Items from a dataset
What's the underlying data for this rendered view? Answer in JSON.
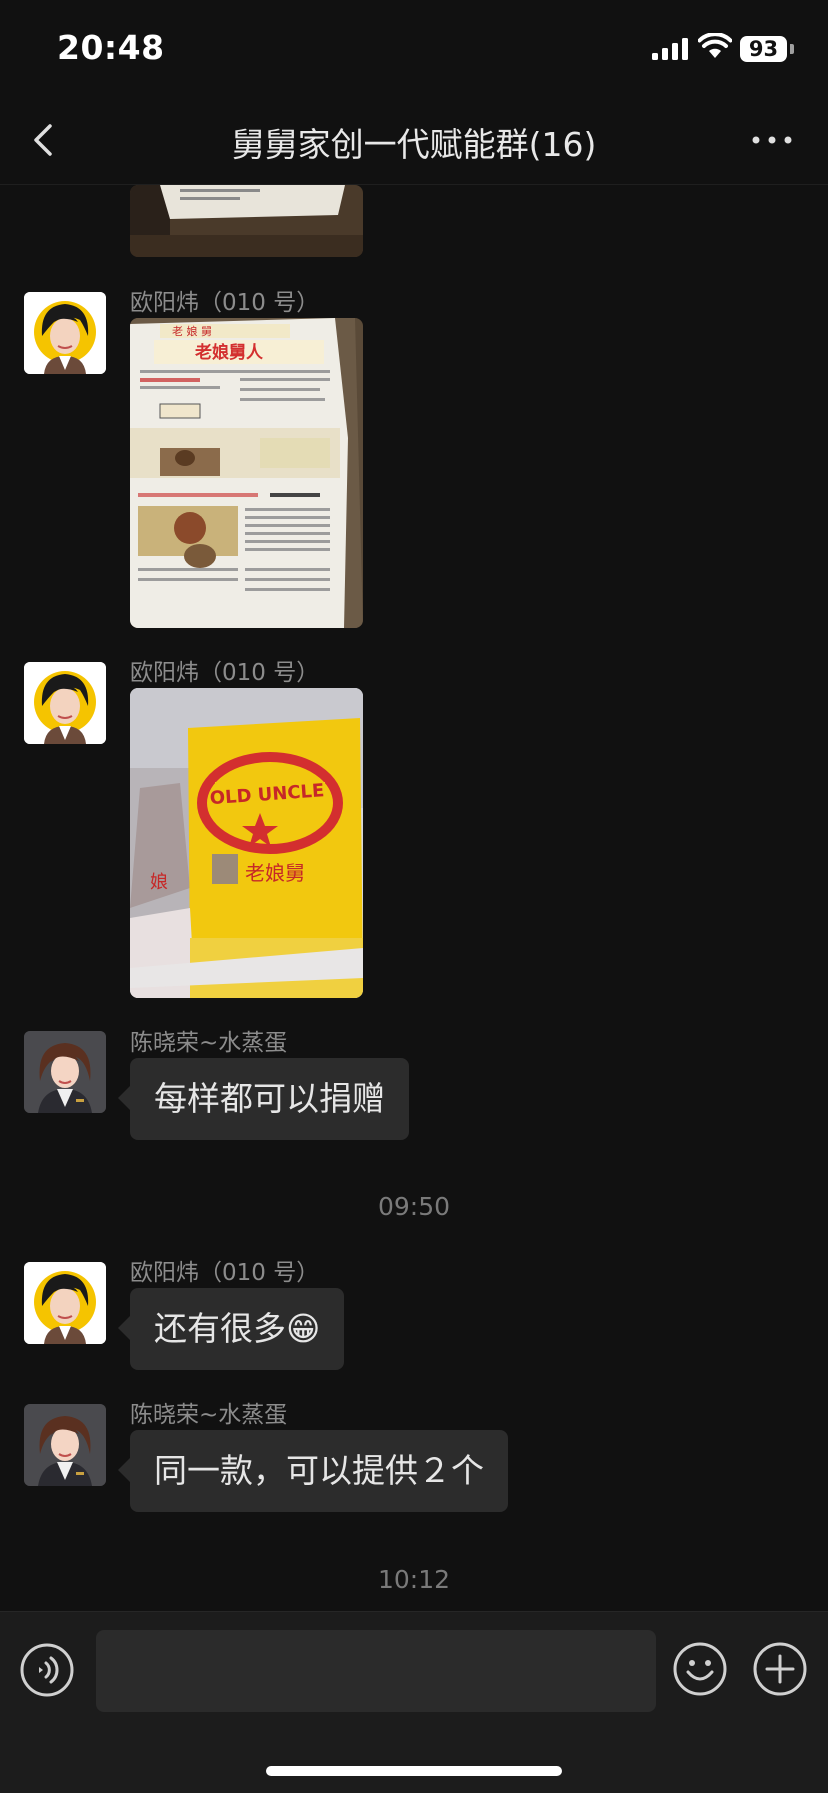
{
  "status_bar": {
    "time": "20:48",
    "battery": "93"
  },
  "header": {
    "title": "舅舅家创一代赋能群(16)"
  },
  "messages": [
    {
      "type": "image",
      "caption": "partially visible photo of printed document"
    },
    {
      "type": "image",
      "sender": "欧阳炜（010 号）",
      "caption": "newspaper-style printed leaflet, red headline"
    },
    {
      "type": "image",
      "sender": "欧阳炜（010 号）",
      "caption": "yellow and red OLD UNCLE packaging bag"
    },
    {
      "type": "text",
      "sender": "陈晓荣~水蒸蛋",
      "text": "每样都可以捐赠"
    },
    {
      "type": "time",
      "text": "09:50"
    },
    {
      "type": "text",
      "sender": "欧阳炜（010 号）",
      "text": "还有很多😁"
    },
    {
      "type": "text",
      "sender": "陈晓荣~水蒸蛋",
      "text": "同一款，可以提供２个"
    },
    {
      "type": "time",
      "text": "10:12"
    }
  ],
  "icons": {
    "back": "chevron-left-icon",
    "more": "more-dots-icon",
    "voice": "voice-icon",
    "emoji": "emoji-icon",
    "plus": "plus-icon"
  },
  "colors": {
    "background": "#111111",
    "bubble": "#2c2c2c",
    "input_bar": "#1c1c1c"
  }
}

▶ _PROBLEM_
Examine the listing and say how many of its lines contain the string "text". Give the number alone.

▶ _OUTPUT OF THE TASK_
8